--- GOAL ---
Repeat the listing in full, word for word.

--- INPUT ---
===

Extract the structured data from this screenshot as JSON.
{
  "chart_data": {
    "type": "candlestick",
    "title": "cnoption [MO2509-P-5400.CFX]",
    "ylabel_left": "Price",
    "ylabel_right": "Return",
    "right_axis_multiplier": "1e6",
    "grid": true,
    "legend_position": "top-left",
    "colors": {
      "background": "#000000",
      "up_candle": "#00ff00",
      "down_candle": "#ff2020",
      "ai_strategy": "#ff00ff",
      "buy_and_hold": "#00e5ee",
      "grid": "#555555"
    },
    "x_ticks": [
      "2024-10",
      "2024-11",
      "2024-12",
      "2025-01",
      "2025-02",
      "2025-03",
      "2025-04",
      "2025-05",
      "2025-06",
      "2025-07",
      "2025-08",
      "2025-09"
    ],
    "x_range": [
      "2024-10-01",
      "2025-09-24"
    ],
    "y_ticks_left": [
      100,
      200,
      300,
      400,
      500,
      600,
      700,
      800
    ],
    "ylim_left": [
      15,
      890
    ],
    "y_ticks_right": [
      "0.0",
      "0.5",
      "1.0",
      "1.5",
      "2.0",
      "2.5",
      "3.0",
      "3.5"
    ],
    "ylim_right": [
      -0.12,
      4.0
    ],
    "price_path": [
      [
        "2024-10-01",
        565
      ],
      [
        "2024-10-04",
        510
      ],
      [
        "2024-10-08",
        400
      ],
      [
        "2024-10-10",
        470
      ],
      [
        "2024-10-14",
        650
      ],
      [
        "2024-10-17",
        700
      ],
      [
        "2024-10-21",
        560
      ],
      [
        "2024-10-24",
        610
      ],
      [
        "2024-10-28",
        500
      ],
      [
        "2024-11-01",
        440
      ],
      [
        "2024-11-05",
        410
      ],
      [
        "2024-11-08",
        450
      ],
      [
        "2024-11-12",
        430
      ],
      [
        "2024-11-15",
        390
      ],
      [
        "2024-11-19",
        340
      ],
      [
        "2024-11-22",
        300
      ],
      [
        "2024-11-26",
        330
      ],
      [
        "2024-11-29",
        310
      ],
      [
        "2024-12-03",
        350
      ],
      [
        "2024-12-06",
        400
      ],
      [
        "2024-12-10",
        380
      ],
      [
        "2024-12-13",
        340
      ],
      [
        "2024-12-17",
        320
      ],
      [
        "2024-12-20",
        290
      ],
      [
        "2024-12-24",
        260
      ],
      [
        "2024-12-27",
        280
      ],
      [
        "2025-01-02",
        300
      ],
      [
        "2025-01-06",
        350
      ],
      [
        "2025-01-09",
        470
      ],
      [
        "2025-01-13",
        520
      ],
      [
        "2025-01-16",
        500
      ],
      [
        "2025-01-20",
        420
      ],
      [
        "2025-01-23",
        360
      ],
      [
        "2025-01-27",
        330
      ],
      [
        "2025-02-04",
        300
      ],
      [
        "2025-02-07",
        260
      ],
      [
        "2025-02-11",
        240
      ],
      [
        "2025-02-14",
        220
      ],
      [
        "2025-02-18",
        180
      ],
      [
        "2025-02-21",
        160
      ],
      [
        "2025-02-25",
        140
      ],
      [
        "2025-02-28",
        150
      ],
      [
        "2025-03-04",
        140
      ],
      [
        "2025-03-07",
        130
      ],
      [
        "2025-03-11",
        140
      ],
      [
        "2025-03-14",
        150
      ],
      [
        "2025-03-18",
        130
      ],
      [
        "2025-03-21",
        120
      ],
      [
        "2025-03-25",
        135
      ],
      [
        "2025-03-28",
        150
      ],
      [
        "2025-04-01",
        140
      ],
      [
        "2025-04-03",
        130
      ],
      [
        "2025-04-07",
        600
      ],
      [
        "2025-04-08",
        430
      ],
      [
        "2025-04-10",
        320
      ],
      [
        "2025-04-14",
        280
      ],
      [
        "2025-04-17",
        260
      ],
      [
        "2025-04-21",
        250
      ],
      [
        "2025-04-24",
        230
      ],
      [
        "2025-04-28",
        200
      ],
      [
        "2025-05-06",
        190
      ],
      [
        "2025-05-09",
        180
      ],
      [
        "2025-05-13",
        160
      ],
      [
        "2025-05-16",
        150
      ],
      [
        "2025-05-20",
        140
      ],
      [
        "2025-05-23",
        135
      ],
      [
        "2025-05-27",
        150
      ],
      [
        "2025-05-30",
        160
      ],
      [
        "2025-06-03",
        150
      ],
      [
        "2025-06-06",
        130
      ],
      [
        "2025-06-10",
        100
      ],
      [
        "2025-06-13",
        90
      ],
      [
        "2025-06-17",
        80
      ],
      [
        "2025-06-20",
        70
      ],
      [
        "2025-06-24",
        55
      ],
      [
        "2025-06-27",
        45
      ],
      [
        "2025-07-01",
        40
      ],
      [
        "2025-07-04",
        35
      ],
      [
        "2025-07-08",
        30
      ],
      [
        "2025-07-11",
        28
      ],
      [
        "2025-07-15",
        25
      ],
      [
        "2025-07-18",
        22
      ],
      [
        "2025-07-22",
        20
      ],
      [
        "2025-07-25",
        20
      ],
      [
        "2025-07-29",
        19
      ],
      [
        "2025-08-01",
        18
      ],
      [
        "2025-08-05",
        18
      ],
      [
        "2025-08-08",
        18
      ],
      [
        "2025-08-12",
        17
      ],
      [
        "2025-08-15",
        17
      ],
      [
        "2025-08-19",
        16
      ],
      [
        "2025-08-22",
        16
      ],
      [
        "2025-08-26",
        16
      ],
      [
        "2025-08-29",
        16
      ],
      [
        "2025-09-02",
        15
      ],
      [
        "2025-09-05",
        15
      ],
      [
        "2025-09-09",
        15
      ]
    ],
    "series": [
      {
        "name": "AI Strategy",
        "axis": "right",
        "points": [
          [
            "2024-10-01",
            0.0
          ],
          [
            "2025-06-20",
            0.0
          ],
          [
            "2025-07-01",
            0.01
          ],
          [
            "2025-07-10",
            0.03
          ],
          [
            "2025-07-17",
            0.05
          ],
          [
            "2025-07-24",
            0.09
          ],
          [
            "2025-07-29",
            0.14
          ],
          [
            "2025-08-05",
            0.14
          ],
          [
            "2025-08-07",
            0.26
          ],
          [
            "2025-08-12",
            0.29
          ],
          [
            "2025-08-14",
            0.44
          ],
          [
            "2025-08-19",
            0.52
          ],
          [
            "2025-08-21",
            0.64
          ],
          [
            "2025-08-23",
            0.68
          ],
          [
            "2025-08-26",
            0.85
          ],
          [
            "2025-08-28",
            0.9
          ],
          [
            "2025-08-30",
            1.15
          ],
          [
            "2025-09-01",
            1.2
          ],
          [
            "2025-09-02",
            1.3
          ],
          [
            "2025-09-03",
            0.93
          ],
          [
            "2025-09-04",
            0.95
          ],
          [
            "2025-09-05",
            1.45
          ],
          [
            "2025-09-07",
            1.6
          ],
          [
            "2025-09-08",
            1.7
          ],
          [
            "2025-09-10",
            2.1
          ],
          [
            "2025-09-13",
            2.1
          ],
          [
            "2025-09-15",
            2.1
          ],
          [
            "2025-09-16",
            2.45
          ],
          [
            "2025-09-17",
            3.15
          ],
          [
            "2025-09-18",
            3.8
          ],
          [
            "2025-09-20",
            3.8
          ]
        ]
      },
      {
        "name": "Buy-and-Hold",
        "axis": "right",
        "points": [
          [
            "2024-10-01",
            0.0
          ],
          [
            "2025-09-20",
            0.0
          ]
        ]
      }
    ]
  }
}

===

--- EXERCISE RESPONSE ---
Extract the structured data from this screenshot as JSON.
{
  "chart_data": {
    "type": "candlestick",
    "title": "cnoption [MO2509-P-5400.CFX]",
    "ylabel_left": "Price",
    "ylabel_right": "Return",
    "right_axis_multiplier": "1e6",
    "grid": true,
    "legend_position": "top-left",
    "colors": {
      "background": "#000000",
      "up_candle": "#00ff00",
      "down_candle": "#ff2020",
      "ai_strategy": "#ff00ff",
      "buy_and_hold": "#00e5ee",
      "grid": "#555555"
    },
    "x_ticks": [
      "2024-10",
      "2024-11",
      "2024-12",
      "2025-01",
      "2025-02",
      "2025-03",
      "2025-04",
      "2025-05",
      "2025-06",
      "2025-07",
      "2025-08",
      "2025-09"
    ],
    "x_range": [
      "2024-10-01",
      "2025-09-24"
    ],
    "y_ticks_left": [
      100,
      200,
      300,
      400,
      500,
      600,
      700,
      800
    ],
    "ylim_left": [
      15,
      890
    ],
    "y_ticks_right": [
      "0.0",
      "0.5",
      "1.0",
      "1.5",
      "2.0",
      "2.5",
      "3.0",
      "3.5"
    ],
    "ylim_right": [
      -0.12,
      4.0
    ],
    "price_path": [
      [
        "2024-10-01",
        565
      ],
      [
        "2024-10-04",
        510
      ],
      [
        "2024-10-08",
        400
      ],
      [
        "2024-10-10",
        470
      ],
      [
        "2024-10-14",
        650
      ],
      [
        "2024-10-17",
        700
      ],
      [
        "2024-10-21",
        560
      ],
      [
        "2024-10-24",
        610
      ],
      [
        "2024-10-28",
        500
      ],
      [
        "2024-11-01",
        440
      ],
      [
        "2024-11-05",
        410
      ],
      [
        "2024-11-08",
        450
      ],
      [
        "2024-11-12",
        430
      ],
      [
        "2024-11-15",
        390
      ],
      [
        "2024-11-19",
        340
      ],
      [
        "2024-11-22",
        300
      ],
      [
        "2024-11-26",
        330
      ],
      [
        "2024-11-29",
        310
      ],
      [
        "2024-12-03",
        350
      ],
      [
        "2024-12-06",
        400
      ],
      [
        "2024-12-10",
        380
      ],
      [
        "2024-12-13",
        340
      ],
      [
        "2024-12-17",
        320
      ],
      [
        "2024-12-20",
        290
      ],
      [
        "2024-12-24",
        260
      ],
      [
        "2024-12-27",
        280
      ],
      [
        "2025-01-02",
        300
      ],
      [
        "2025-01-06",
        350
      ],
      [
        "2025-01-09",
        470
      ],
      [
        "2025-01-13",
        520
      ],
      [
        "2025-01-16",
        500
      ],
      [
        "2025-01-20",
        420
      ],
      [
        "2025-01-23",
        360
      ],
      [
        "2025-01-27",
        330
      ],
      [
        "2025-02-04",
        300
      ],
      [
        "2025-02-07",
        260
      ],
      [
        "2025-02-11",
        240
      ],
      [
        "2025-02-14",
        220
      ],
      [
        "2025-02-18",
        180
      ],
      [
        "2025-02-21",
        160
      ],
      [
        "2025-02-25",
        140
      ],
      [
        "2025-02-28",
        150
      ],
      [
        "2025-03-04",
        140
      ],
      [
        "2025-03-07",
        130
      ],
      [
        "2025-03-11",
        140
      ],
      [
        "2025-03-14",
        150
      ],
      [
        "2025-03-18",
        130
      ],
      [
        "2025-03-21",
        120
      ],
      [
        "2025-03-25",
        135
      ],
      [
        "2025-03-28",
        150
      ],
      [
        "2025-04-01",
        140
      ],
      [
        "2025-04-03",
        130
      ],
      [
        "2025-04-07",
        600
      ],
      [
        "2025-04-08",
        430
      ],
      [
        "2025-04-10",
        320
      ],
      [
        "2025-04-14",
        280
      ],
      [
        "2025-04-17",
        260
      ],
      [
        "2025-04-21",
        250
      ],
      [
        "2025-04-24",
        230
      ],
      [
        "2025-04-28",
        200
      ],
      [
        "2025-05-06",
        190
      ],
      [
        "2025-05-09",
        180
      ],
      [
        "2025-05-13",
        160
      ],
      [
        "2025-05-16",
        150
      ],
      [
        "2025-05-20",
        140
      ],
      [
        "2025-05-23",
        135
      ],
      [
        "2025-05-27",
        150
      ],
      [
        "2025-05-30",
        160
      ],
      [
        "2025-06-03",
        150
      ],
      [
        "2025-06-06",
        130
      ],
      [
        "2025-06-10",
        100
      ],
      [
        "2025-06-13",
        90
      ],
      [
        "2025-06-17",
        80
      ],
      [
        "2025-06-20",
        70
      ],
      [
        "2025-06-24",
        55
      ],
      [
        "2025-06-27",
        45
      ],
      [
        "2025-07-01",
        40
      ],
      [
        "2025-07-04",
        35
      ],
      [
        "2025-07-08",
        30
      ],
      [
        "2025-07-11",
        28
      ],
      [
        "2025-07-15",
        25
      ],
      [
        "2025-07-18",
        22
      ],
      [
        "2025-07-22",
        20
      ],
      [
        "2025-07-25",
        20
      ],
      [
        "2025-07-29",
        19
      ],
      [
        "2025-08-01",
        18
      ],
      [
        "2025-08-05",
        18
      ],
      [
        "2025-08-08",
        18
      ],
      [
        "2025-08-12",
        17
      ],
      [
        "2025-08-15",
        17
      ],
      [
        "2025-08-19",
        16
      ],
      [
        "2025-08-22",
        16
      ],
      [
        "2025-08-26",
        16
      ],
      [
        "2025-08-29",
        16
      ],
      [
        "2025-09-02",
        15
      ],
      [
        "2025-09-05",
        15
      ],
      [
        "2025-09-09",
        15
      ]
    ],
    "series": [
      {
        "name": "AI Strategy",
        "axis": "right",
        "points": [
          [
            "2024-10-01",
            0.0
          ],
          [
            "2025-06-20",
            0.0
          ],
          [
            "2025-07-01",
            0.01
          ],
          [
            "2025-07-10",
            0.03
          ],
          [
            "2025-07-17",
            0.05
          ],
          [
            "2025-07-24",
            0.09
          ],
          [
            "2025-07-29",
            0.14
          ],
          [
            "2025-08-05",
            0.14
          ],
          [
            "2025-08-07",
            0.26
          ],
          [
            "2025-08-12",
            0.29
          ],
          [
            "2025-08-14",
            0.44
          ],
          [
            "2025-08-19",
            0.52
          ],
          [
            "2025-08-21",
            0.64
          ],
          [
            "2025-08-23",
            0.68
          ],
          [
            "2025-08-26",
            0.85
          ],
          [
            "2025-08-28",
            0.9
          ],
          [
            "2025-08-30",
            1.15
          ],
          [
            "2025-09-01",
            1.2
          ],
          [
            "2025-09-02",
            1.3
          ],
          [
            "2025-09-03",
            0.93
          ],
          [
            "2025-09-04",
            0.95
          ],
          [
            "2025-09-05",
            1.45
          ],
          [
            "2025-09-07",
            1.6
          ],
          [
            "2025-09-08",
            1.7
          ],
          [
            "2025-09-10",
            2.1
          ],
          [
            "2025-09-13",
            2.1
          ],
          [
            "2025-09-15",
            2.1
          ],
          [
            "2025-09-16",
            2.45
          ],
          [
            "2025-09-17",
            3.15
          ],
          [
            "2025-09-18",
            3.8
          ],
          [
            "2025-09-20",
            3.8
          ]
        ]
      },
      {
        "name": "Buy-and-Hold",
        "axis": "right",
        "points": [
          [
            "2024-10-01",
            0.0
          ],
          [
            "2025-09-20",
            0.0
          ]
        ]
      }
    ]
  }
}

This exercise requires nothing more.